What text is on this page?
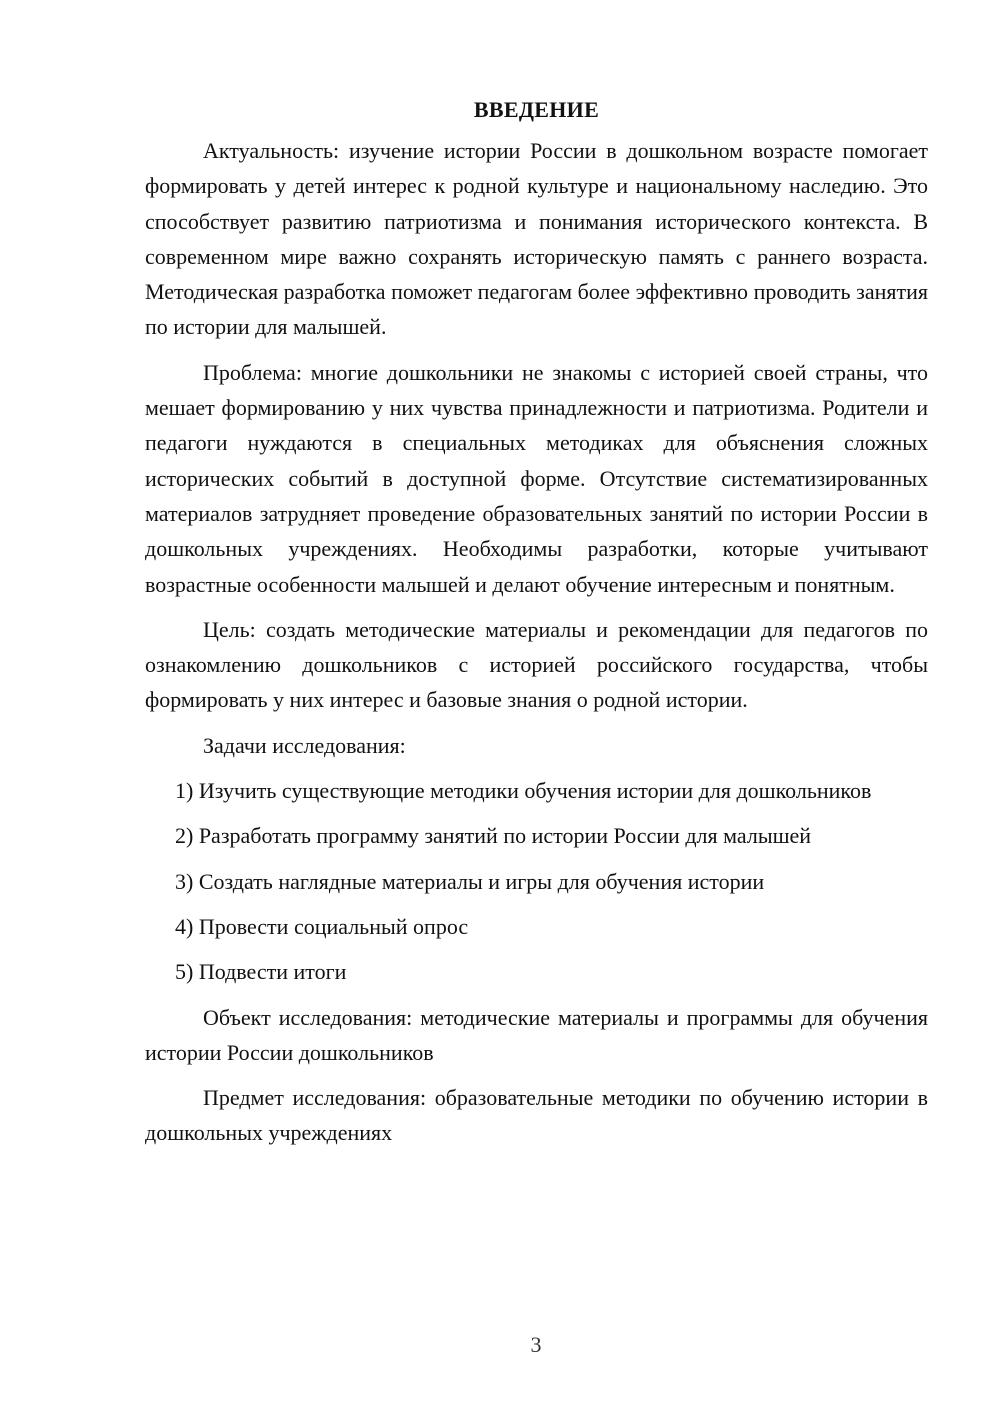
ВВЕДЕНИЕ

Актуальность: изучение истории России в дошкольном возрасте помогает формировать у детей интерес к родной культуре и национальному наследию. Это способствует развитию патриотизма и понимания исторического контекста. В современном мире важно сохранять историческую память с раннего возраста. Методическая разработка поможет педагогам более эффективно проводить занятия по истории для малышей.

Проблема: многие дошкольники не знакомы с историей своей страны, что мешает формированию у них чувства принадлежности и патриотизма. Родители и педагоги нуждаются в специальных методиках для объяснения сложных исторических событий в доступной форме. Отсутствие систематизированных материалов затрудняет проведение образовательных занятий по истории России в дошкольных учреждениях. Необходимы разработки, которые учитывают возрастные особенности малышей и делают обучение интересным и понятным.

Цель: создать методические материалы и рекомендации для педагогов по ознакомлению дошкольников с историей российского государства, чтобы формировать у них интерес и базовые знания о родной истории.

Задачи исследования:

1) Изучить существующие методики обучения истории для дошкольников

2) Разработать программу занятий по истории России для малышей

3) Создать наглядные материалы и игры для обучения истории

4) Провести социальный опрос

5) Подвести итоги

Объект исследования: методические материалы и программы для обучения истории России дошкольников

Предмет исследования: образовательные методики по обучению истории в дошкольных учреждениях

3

═══

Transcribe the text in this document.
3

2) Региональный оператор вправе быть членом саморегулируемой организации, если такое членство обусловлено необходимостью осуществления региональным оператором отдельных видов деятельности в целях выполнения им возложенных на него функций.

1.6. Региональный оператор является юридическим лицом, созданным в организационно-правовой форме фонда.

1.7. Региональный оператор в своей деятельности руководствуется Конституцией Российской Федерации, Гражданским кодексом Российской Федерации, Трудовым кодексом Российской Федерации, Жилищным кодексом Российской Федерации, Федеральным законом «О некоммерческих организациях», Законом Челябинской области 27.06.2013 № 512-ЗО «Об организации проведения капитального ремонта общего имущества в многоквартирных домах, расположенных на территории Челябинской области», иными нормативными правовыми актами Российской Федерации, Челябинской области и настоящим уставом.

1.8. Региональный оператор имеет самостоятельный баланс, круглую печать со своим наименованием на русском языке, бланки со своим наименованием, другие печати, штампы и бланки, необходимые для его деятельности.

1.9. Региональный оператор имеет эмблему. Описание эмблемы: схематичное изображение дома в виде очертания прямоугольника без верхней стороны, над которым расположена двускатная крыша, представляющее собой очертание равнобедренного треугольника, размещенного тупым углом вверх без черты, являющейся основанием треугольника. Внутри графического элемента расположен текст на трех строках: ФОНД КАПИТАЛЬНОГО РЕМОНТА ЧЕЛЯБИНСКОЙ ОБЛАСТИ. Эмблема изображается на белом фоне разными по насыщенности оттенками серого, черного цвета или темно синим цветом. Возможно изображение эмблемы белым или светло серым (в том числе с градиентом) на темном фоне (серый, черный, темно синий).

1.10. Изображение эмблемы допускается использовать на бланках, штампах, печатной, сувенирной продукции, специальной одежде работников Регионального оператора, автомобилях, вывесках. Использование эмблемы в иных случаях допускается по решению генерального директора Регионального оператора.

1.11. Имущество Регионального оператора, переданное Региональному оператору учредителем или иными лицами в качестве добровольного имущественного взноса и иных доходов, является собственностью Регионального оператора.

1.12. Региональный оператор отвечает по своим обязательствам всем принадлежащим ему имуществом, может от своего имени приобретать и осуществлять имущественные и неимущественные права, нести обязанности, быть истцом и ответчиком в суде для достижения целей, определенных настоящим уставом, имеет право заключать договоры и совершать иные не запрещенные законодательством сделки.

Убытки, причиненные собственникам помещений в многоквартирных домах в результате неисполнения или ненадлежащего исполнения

═══

● **EXERCISE DESCRIPTION**
Copy out every line in the entries above that holds "формировать".

● **TASK RESPONSE**
Актуальность: изучение истории России в дошкольном возрасте помогает формировать у детей интерес к родной культуре и национальному наследию. Это способствует развитию патриотизма и понимания исторического контекста. В современном мире важно сохранять историческую память с раннего возраста. Методическая разработка поможет педагогам более эффективно проводить занятия по истории для малышей.
Цель: создать методические материалы и рекомендации для педагогов по ознакомлению дошкольников с историей российского государства, чтобы формировать у них интерес и базовые знания о родной истории.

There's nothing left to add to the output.